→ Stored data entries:
****************
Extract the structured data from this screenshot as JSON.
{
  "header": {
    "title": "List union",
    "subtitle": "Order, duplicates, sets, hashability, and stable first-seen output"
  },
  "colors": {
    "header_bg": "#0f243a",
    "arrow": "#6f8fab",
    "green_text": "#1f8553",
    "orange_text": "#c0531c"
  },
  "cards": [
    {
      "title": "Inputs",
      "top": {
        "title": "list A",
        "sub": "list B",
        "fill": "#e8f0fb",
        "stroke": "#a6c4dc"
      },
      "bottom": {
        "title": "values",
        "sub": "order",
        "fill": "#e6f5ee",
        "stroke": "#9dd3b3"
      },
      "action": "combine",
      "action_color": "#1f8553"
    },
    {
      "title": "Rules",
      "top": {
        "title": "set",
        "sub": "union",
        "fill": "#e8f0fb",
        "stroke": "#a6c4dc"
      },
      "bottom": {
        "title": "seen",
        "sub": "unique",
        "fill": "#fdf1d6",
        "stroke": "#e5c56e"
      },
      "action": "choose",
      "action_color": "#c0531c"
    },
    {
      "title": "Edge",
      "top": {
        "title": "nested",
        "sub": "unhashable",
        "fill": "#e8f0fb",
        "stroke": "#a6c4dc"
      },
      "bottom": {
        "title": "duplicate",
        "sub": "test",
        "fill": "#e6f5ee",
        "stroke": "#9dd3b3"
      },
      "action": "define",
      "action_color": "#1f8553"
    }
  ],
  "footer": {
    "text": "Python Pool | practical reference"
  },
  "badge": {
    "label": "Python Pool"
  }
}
****************
→ Task objective: Read the data above. Pull out each line in which the string "seen" appears.

→ Task solution:
    "subtitle": "Order, duplicates, sets, hashability, and stable first-seen output"
        "title": "seen",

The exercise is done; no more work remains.